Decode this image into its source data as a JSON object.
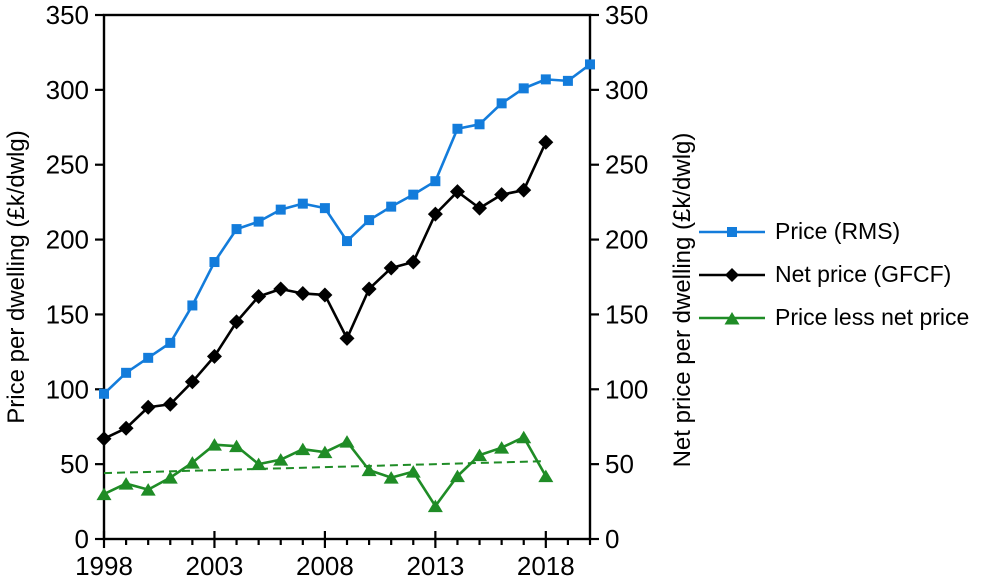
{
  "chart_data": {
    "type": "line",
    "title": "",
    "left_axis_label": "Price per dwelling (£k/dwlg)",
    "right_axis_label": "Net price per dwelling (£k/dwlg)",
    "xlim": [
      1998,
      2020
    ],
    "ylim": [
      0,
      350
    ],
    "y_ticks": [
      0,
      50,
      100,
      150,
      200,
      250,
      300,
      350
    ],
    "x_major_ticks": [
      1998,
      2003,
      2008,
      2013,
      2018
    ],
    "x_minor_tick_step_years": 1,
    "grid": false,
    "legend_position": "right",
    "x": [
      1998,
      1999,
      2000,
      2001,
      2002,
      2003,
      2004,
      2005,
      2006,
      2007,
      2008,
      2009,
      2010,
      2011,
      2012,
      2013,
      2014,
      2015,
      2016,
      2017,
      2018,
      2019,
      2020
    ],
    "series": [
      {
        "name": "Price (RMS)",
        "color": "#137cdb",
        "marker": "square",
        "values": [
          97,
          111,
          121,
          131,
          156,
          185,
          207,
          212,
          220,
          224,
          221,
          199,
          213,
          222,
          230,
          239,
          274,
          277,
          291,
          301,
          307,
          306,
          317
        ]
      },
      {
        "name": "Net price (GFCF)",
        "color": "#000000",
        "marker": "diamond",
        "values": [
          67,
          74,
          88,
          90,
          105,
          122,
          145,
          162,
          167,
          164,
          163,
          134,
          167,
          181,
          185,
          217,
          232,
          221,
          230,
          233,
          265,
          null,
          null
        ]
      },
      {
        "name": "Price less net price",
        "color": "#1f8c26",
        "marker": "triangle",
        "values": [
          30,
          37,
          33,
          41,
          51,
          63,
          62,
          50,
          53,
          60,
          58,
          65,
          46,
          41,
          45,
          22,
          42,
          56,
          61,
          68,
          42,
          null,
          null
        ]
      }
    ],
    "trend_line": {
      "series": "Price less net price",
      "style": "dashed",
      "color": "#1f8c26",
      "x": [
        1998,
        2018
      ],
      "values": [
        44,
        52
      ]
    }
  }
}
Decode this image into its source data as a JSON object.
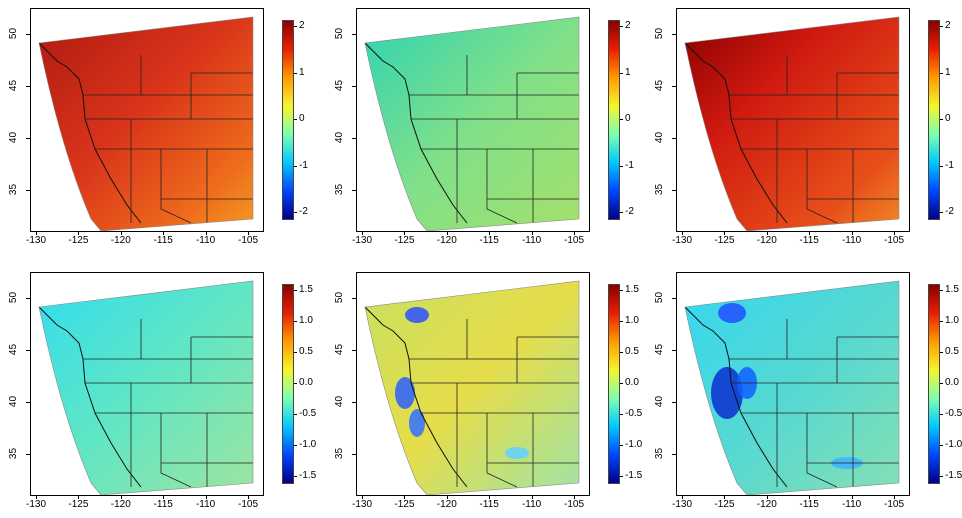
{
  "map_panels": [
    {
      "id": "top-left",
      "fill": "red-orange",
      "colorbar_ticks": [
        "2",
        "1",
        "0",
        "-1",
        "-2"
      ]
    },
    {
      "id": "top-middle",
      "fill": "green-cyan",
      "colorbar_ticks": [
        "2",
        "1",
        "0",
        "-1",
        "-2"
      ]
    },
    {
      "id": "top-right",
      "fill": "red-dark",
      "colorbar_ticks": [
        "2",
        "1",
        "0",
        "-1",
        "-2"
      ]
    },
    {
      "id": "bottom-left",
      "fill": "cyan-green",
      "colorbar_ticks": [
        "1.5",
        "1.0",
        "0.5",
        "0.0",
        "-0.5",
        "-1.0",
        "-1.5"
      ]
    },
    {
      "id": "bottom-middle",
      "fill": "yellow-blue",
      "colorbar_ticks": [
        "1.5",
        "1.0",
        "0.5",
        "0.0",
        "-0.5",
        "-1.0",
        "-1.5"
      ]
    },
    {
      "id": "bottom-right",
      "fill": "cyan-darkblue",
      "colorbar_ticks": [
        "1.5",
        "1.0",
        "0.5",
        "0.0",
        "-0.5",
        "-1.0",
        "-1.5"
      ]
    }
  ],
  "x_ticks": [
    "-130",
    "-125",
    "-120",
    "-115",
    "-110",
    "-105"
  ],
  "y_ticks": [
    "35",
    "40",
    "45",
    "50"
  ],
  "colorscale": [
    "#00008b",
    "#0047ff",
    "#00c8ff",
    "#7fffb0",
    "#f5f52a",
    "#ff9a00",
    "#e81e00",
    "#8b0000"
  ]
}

------------------------------------------------

Objective: Check each line of the records for the word "bottom" and extract those that contain it.

Response for this exercise:
      "id": "bottom-left",
      "id": "bottom-middle",
      "id": "bottom-right",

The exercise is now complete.